### Exercise prompt
Look through the listing for the word "ISCCP". Copy each line that has it.

** Begin Data section **

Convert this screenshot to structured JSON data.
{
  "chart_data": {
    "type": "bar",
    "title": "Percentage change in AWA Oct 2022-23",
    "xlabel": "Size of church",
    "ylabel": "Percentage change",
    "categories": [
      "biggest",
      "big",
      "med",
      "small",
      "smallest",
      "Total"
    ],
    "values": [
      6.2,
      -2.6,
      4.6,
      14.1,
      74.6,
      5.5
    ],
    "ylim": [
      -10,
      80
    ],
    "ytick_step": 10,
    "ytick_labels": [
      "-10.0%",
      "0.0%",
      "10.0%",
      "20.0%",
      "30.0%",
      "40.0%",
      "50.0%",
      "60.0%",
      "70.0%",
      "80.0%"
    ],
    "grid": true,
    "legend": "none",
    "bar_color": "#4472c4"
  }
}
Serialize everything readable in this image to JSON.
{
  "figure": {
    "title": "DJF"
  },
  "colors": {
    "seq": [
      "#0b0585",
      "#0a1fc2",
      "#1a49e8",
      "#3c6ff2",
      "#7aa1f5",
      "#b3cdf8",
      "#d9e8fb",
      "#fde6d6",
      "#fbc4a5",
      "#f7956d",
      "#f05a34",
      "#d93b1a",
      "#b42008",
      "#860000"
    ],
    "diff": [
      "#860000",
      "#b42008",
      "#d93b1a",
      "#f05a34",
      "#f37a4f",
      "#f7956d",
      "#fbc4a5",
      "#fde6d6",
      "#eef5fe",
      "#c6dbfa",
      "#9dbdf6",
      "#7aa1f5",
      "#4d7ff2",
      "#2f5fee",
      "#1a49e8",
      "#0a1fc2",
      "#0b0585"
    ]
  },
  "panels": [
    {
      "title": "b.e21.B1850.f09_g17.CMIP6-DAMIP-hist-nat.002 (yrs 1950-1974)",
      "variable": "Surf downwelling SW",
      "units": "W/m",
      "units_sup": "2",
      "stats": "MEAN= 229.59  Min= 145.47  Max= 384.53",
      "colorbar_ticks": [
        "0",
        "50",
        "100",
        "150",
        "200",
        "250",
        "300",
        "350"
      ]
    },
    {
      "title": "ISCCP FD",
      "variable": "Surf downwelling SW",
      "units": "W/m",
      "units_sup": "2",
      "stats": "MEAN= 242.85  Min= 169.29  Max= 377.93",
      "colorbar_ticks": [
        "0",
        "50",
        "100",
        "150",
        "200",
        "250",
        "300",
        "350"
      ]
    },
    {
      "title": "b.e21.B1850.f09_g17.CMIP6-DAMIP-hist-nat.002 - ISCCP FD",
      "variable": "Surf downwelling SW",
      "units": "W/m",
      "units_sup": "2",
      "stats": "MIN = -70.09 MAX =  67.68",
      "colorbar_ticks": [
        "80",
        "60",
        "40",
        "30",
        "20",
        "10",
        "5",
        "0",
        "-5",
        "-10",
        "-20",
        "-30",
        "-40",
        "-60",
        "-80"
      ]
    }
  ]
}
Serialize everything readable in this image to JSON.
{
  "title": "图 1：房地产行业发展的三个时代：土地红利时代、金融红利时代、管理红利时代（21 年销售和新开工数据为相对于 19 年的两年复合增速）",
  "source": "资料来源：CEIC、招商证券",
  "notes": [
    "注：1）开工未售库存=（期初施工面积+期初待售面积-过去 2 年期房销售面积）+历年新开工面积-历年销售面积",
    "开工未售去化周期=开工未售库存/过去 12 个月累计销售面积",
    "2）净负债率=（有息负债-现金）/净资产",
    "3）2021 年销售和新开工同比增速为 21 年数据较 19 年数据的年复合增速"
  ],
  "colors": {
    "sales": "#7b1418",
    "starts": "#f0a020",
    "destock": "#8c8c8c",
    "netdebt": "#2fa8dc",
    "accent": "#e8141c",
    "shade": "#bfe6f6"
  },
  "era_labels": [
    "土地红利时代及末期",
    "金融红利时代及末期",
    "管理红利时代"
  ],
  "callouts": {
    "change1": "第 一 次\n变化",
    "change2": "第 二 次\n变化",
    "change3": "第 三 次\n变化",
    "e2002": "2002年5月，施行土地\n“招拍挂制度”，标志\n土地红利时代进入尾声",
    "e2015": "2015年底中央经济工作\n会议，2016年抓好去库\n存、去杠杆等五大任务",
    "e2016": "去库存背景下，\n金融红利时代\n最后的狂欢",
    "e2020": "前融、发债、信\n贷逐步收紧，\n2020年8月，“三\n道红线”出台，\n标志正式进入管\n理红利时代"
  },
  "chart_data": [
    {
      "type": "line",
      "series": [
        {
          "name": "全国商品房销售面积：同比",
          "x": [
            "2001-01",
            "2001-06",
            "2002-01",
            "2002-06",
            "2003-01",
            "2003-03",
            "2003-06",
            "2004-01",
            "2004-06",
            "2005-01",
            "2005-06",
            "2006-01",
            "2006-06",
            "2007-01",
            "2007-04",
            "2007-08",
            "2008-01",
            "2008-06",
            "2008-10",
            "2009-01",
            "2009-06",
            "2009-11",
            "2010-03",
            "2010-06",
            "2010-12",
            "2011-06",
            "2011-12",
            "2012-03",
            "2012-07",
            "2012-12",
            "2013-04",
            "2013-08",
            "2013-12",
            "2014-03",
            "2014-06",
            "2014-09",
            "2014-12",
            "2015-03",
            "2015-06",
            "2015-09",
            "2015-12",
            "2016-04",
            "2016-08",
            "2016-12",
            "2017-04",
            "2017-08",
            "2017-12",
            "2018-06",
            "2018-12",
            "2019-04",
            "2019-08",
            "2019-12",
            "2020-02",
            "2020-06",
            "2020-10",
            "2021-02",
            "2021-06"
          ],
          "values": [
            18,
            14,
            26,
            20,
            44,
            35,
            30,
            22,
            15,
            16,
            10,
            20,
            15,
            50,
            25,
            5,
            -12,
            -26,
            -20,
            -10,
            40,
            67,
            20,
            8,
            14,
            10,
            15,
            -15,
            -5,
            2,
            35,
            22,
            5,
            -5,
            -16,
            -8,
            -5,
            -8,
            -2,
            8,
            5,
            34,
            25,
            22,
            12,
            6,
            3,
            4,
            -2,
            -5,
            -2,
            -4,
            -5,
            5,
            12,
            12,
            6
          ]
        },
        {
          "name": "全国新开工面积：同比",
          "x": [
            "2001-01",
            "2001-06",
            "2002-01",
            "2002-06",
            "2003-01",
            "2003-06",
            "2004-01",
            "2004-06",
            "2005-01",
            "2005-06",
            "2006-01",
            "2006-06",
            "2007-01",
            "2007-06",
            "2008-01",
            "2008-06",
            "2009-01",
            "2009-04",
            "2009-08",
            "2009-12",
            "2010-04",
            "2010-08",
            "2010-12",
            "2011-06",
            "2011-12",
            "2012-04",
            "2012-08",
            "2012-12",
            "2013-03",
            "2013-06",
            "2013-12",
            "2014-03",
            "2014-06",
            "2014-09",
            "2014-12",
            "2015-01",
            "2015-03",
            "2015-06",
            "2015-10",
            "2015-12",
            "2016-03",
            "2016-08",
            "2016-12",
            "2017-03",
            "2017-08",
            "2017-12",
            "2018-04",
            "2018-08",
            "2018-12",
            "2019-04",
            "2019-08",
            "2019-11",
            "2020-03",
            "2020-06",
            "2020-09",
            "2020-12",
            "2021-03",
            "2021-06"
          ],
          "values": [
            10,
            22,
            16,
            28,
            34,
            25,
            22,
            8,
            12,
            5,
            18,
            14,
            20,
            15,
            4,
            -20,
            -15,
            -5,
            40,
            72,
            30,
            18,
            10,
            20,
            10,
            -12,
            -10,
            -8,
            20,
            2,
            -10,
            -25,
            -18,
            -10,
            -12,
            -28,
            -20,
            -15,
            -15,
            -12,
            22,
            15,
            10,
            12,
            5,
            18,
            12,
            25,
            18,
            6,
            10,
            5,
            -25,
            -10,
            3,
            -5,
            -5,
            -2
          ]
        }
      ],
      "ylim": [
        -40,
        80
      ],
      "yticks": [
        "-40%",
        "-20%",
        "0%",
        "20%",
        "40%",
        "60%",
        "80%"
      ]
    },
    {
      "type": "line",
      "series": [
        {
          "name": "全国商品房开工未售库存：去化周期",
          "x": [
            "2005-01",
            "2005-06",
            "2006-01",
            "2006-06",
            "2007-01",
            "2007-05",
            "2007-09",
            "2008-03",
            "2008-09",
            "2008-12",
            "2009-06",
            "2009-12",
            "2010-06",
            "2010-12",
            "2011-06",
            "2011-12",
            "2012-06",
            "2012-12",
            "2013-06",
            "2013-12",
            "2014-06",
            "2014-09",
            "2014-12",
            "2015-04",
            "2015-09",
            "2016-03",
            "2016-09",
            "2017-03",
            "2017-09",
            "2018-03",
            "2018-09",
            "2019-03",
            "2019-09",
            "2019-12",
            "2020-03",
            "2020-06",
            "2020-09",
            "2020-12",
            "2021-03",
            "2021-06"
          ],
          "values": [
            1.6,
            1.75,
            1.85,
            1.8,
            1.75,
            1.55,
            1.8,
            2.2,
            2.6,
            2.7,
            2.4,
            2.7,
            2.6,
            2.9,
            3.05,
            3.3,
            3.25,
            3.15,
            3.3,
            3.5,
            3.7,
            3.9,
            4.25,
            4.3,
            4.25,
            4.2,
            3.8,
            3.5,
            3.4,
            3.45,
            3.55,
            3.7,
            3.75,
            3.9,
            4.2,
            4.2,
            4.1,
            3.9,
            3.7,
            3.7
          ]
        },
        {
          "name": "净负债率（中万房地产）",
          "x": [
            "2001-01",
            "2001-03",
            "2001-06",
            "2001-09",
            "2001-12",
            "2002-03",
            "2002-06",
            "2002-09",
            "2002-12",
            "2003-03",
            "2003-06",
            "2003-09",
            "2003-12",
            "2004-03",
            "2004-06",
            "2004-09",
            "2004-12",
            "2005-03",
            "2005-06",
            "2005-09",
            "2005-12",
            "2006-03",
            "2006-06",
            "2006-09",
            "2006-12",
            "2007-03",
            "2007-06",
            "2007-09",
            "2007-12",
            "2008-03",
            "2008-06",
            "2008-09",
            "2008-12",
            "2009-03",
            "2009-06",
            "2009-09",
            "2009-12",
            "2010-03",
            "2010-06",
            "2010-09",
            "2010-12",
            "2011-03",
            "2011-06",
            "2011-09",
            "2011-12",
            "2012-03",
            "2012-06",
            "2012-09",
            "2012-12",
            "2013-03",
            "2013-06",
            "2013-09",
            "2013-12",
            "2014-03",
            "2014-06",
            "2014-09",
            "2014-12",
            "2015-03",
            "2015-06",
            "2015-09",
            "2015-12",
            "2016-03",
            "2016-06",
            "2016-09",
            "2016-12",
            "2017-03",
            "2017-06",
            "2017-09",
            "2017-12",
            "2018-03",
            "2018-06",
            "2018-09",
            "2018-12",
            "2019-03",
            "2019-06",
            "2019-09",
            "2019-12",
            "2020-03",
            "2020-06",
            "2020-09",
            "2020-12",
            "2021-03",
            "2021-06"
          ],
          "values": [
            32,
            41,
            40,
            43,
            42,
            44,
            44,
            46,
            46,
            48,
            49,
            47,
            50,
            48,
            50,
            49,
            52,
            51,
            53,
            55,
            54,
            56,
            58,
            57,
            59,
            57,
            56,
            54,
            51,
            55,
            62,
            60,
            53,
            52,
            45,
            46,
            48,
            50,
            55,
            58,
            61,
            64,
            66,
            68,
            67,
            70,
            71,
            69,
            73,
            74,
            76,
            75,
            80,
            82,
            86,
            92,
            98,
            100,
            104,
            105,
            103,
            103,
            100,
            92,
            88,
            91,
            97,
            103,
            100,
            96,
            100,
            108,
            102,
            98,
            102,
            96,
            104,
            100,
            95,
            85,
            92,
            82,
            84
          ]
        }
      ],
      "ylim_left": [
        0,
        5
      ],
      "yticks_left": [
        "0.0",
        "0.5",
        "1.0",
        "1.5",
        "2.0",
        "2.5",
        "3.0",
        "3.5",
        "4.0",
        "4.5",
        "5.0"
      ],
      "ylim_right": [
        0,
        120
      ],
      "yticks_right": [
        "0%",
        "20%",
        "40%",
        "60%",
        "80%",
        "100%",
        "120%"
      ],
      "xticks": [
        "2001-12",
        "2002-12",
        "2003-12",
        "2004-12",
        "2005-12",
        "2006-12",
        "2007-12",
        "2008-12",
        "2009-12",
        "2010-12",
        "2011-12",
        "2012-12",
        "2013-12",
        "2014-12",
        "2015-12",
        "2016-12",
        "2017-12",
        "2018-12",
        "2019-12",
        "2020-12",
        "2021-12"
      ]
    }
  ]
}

** End Data section **

### Finished exercise
      "title": "ISCCP FD",
      "title": "b.e21.B1850.f09_g17.CMIP6-DAMIP-hist-nat.002 - ISCCP FD",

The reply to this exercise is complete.